● **DATA LISTING**:
____

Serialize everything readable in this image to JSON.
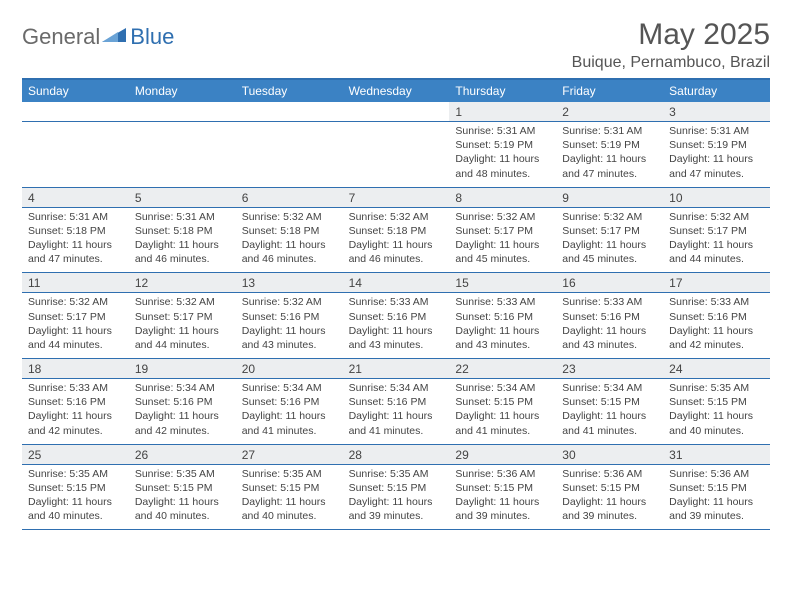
{
  "brand": {
    "part1": "General",
    "part2": "Blue"
  },
  "title": "May 2025",
  "location": "Buique, Pernambuco, Brazil",
  "colors": {
    "header_bg": "#3b82c4",
    "border": "#2f6fb0",
    "daynum_bg": "#eceef0",
    "text": "#444444"
  },
  "weekdays": [
    "Sunday",
    "Monday",
    "Tuesday",
    "Wednesday",
    "Thursday",
    "Friday",
    "Saturday"
  ],
  "weeks": [
    [
      null,
      null,
      null,
      null,
      {
        "n": "1",
        "sr": "5:31 AM",
        "ss": "5:19 PM",
        "dh": "11",
        "dm": "48"
      },
      {
        "n": "2",
        "sr": "5:31 AM",
        "ss": "5:19 PM",
        "dh": "11",
        "dm": "47"
      },
      {
        "n": "3",
        "sr": "5:31 AM",
        "ss": "5:19 PM",
        "dh": "11",
        "dm": "47"
      }
    ],
    [
      {
        "n": "4",
        "sr": "5:31 AM",
        "ss": "5:18 PM",
        "dh": "11",
        "dm": "47"
      },
      {
        "n": "5",
        "sr": "5:31 AM",
        "ss": "5:18 PM",
        "dh": "11",
        "dm": "46"
      },
      {
        "n": "6",
        "sr": "5:32 AM",
        "ss": "5:18 PM",
        "dh": "11",
        "dm": "46"
      },
      {
        "n": "7",
        "sr": "5:32 AM",
        "ss": "5:18 PM",
        "dh": "11",
        "dm": "46"
      },
      {
        "n": "8",
        "sr": "5:32 AM",
        "ss": "5:17 PM",
        "dh": "11",
        "dm": "45"
      },
      {
        "n": "9",
        "sr": "5:32 AM",
        "ss": "5:17 PM",
        "dh": "11",
        "dm": "45"
      },
      {
        "n": "10",
        "sr": "5:32 AM",
        "ss": "5:17 PM",
        "dh": "11",
        "dm": "44"
      }
    ],
    [
      {
        "n": "11",
        "sr": "5:32 AM",
        "ss": "5:17 PM",
        "dh": "11",
        "dm": "44"
      },
      {
        "n": "12",
        "sr": "5:32 AM",
        "ss": "5:17 PM",
        "dh": "11",
        "dm": "44"
      },
      {
        "n": "13",
        "sr": "5:32 AM",
        "ss": "5:16 PM",
        "dh": "11",
        "dm": "43"
      },
      {
        "n": "14",
        "sr": "5:33 AM",
        "ss": "5:16 PM",
        "dh": "11",
        "dm": "43"
      },
      {
        "n": "15",
        "sr": "5:33 AM",
        "ss": "5:16 PM",
        "dh": "11",
        "dm": "43"
      },
      {
        "n": "16",
        "sr": "5:33 AM",
        "ss": "5:16 PM",
        "dh": "11",
        "dm": "43"
      },
      {
        "n": "17",
        "sr": "5:33 AM",
        "ss": "5:16 PM",
        "dh": "11",
        "dm": "42"
      }
    ],
    [
      {
        "n": "18",
        "sr": "5:33 AM",
        "ss": "5:16 PM",
        "dh": "11",
        "dm": "42"
      },
      {
        "n": "19",
        "sr": "5:34 AM",
        "ss": "5:16 PM",
        "dh": "11",
        "dm": "42"
      },
      {
        "n": "20",
        "sr": "5:34 AM",
        "ss": "5:16 PM",
        "dh": "11",
        "dm": "41"
      },
      {
        "n": "21",
        "sr": "5:34 AM",
        "ss": "5:16 PM",
        "dh": "11",
        "dm": "41"
      },
      {
        "n": "22",
        "sr": "5:34 AM",
        "ss": "5:15 PM",
        "dh": "11",
        "dm": "41"
      },
      {
        "n": "23",
        "sr": "5:34 AM",
        "ss": "5:15 PM",
        "dh": "11",
        "dm": "41"
      },
      {
        "n": "24",
        "sr": "5:35 AM",
        "ss": "5:15 PM",
        "dh": "11",
        "dm": "40"
      }
    ],
    [
      {
        "n": "25",
        "sr": "5:35 AM",
        "ss": "5:15 PM",
        "dh": "11",
        "dm": "40"
      },
      {
        "n": "26",
        "sr": "5:35 AM",
        "ss": "5:15 PM",
        "dh": "11",
        "dm": "40"
      },
      {
        "n": "27",
        "sr": "5:35 AM",
        "ss": "5:15 PM",
        "dh": "11",
        "dm": "40"
      },
      {
        "n": "28",
        "sr": "5:35 AM",
        "ss": "5:15 PM",
        "dh": "11",
        "dm": "39"
      },
      {
        "n": "29",
        "sr": "5:36 AM",
        "ss": "5:15 PM",
        "dh": "11",
        "dm": "39"
      },
      {
        "n": "30",
        "sr": "5:36 AM",
        "ss": "5:15 PM",
        "dh": "11",
        "dm": "39"
      },
      {
        "n": "31",
        "sr": "5:36 AM",
        "ss": "5:15 PM",
        "dh": "11",
        "dm": "39"
      }
    ]
  ],
  "labels": {
    "sunrise": "Sunrise:",
    "sunset": "Sunset:",
    "daylight": "Daylight:",
    "hours": "hours",
    "and": "and",
    "minutes": "minutes."
  }
}
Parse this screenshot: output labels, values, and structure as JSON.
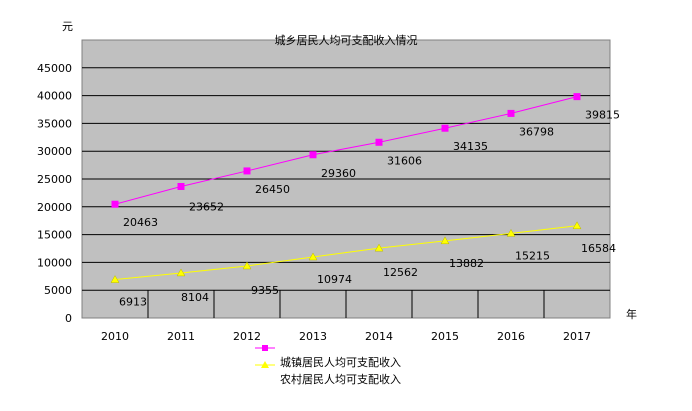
{
  "chart_data": {
    "type": "line",
    "title": "城乡居民人均可支配收入情况",
    "xlabel": "年",
    "ylabel": "元",
    "categories": [
      "2010",
      "2011",
      "2012",
      "2013",
      "2014",
      "2015",
      "2016",
      "2017"
    ],
    "ylim": [
      0,
      50000
    ],
    "yticks": [
      0,
      5000,
      10000,
      15000,
      20000,
      25000,
      30000,
      35000,
      40000,
      45000
    ],
    "grid": true,
    "legend_position": "bottom",
    "series": [
      {
        "name": "城镇居民人均可支配收入",
        "values": [
          20463,
          23652,
          26450,
          29360,
          31606,
          34135,
          36798,
          39815
        ],
        "color": "#ff00ff",
        "marker": "square"
      },
      {
        "name": "农村居民人均可支配收入",
        "values": [
          6913,
          8104,
          9355,
          10974,
          12562,
          13882,
          15215,
          16584
        ],
        "color": "#ffff00",
        "marker": "triangle"
      }
    ],
    "plot_background": "#c0c0c0"
  }
}
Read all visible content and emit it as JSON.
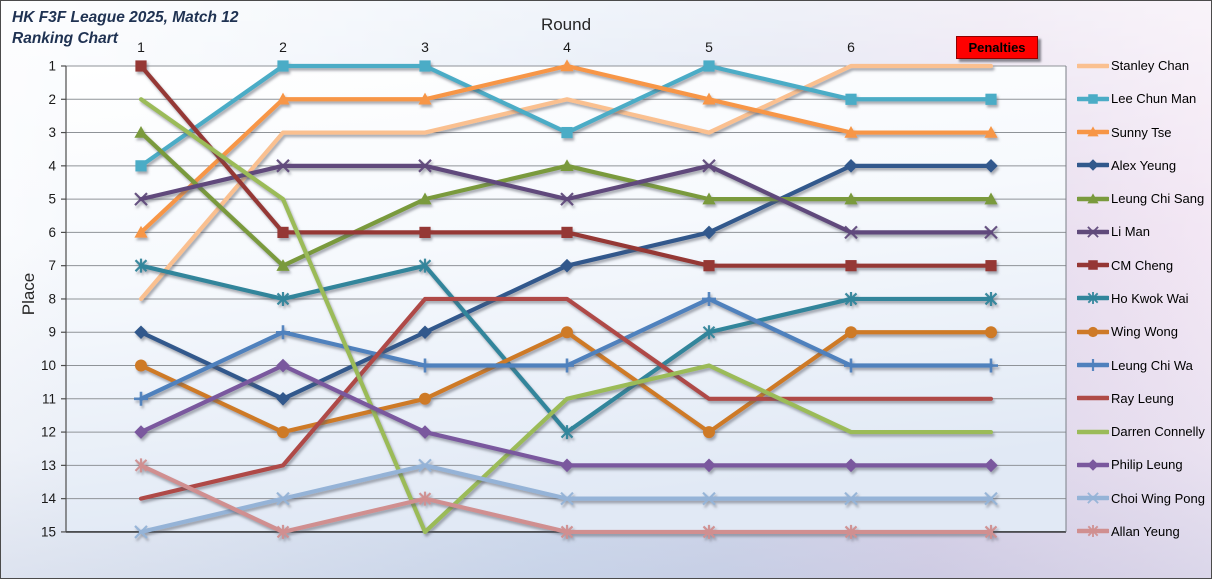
{
  "header": {
    "title_line1": "HK F3F League 2025, Match 12",
    "title_line2": "Ranking Chart"
  },
  "penalties_button": {
    "label": "Penalties",
    "bg_color": "#FF0000",
    "text_color": "#000000"
  },
  "chart_data": {
    "type": "line",
    "subtype": "bump-ranking-chart",
    "x_title": "Round",
    "y_title": "Place",
    "columns": [
      "1",
      "2",
      "3",
      "4",
      "5",
      "6",
      "Penalties"
    ],
    "x_tick_labels": [
      "1",
      "2",
      "3",
      "4",
      "5",
      "6"
    ],
    "y_tick_labels": [
      "1",
      "2",
      "3",
      "4",
      "5",
      "6",
      "7",
      "8",
      "9",
      "10",
      "11",
      "12",
      "13",
      "14",
      "15"
    ],
    "ylim": [
      1,
      15
    ],
    "y_axis_reversed": true,
    "grid": "horizontal",
    "legend_position": "right",
    "series": [
      {
        "name": "Stanley Chan",
        "color": "#FAC090",
        "marker": "none",
        "values": [
          8,
          3,
          3,
          2,
          3,
          1,
          1
        ]
      },
      {
        "name": "Lee Chun Man",
        "color": "#4BACC6",
        "marker": "square",
        "values": [
          4,
          1,
          1,
          3,
          1,
          2,
          2
        ]
      },
      {
        "name": "Sunny Tse",
        "color": "#F79646",
        "marker": "triangle",
        "values": [
          6,
          2,
          2,
          1,
          2,
          3,
          3
        ]
      },
      {
        "name": "Alex Yeung",
        "color": "#31598C",
        "marker": "diamond",
        "values": [
          9,
          11,
          9,
          7,
          6,
          4,
          4
        ]
      },
      {
        "name": "Leung Chi Sang",
        "color": "#7A9A3D",
        "marker": "triangle",
        "values": [
          3,
          7,
          5,
          4,
          5,
          5,
          5
        ]
      },
      {
        "name": "Li Man",
        "color": "#604A7B",
        "marker": "x",
        "values": [
          5,
          4,
          4,
          5,
          4,
          6,
          6
        ]
      },
      {
        "name": "CM Cheng",
        "color": "#953735",
        "marker": "square",
        "values": [
          1,
          6,
          6,
          6,
          7,
          7,
          7
        ]
      },
      {
        "name": "Ho Kwok Wai",
        "color": "#31859B",
        "marker": "asterisk",
        "values": [
          7,
          8,
          7,
          12,
          9,
          8,
          8
        ]
      },
      {
        "name": "Wing Wong",
        "color": "#CE7A28",
        "marker": "circle",
        "values": [
          10,
          12,
          11,
          9,
          12,
          9,
          9
        ]
      },
      {
        "name": "Leung Chi Wa",
        "color": "#4F81BD",
        "marker": "plus",
        "values": [
          11,
          9,
          10,
          10,
          8,
          10,
          10
        ]
      },
      {
        "name": "Ray Leung",
        "color": "#AF4A46",
        "marker": "none",
        "values": [
          14,
          13,
          8,
          8,
          11,
          11,
          11
        ]
      },
      {
        "name": "Darren Connelly",
        "color": "#9BBB59",
        "marker": "none",
        "values": [
          2,
          5,
          15,
          11,
          10,
          12,
          12
        ]
      },
      {
        "name": "Philip Leung",
        "color": "#7A589E",
        "marker": "diamond",
        "values": [
          12,
          10,
          12,
          13,
          13,
          13,
          13
        ]
      },
      {
        "name": "Choi Wing Pong",
        "color": "#95B3D7",
        "marker": "x",
        "values": [
          15,
          14,
          13,
          14,
          14,
          14,
          14
        ]
      },
      {
        "name": "Allan Yeung",
        "color": "#D08F90",
        "marker": "asterisk",
        "values": [
          13,
          15,
          14,
          15,
          15,
          15,
          15
        ]
      }
    ]
  }
}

____

● **SHORT EXERCISE**:
Copy all lines from the material that hold "this".

● **WORKED SOLUTION**:
Serialize everything readable in this image to JSON.
Parse this screenshot: output labels, values, and structure as JSON.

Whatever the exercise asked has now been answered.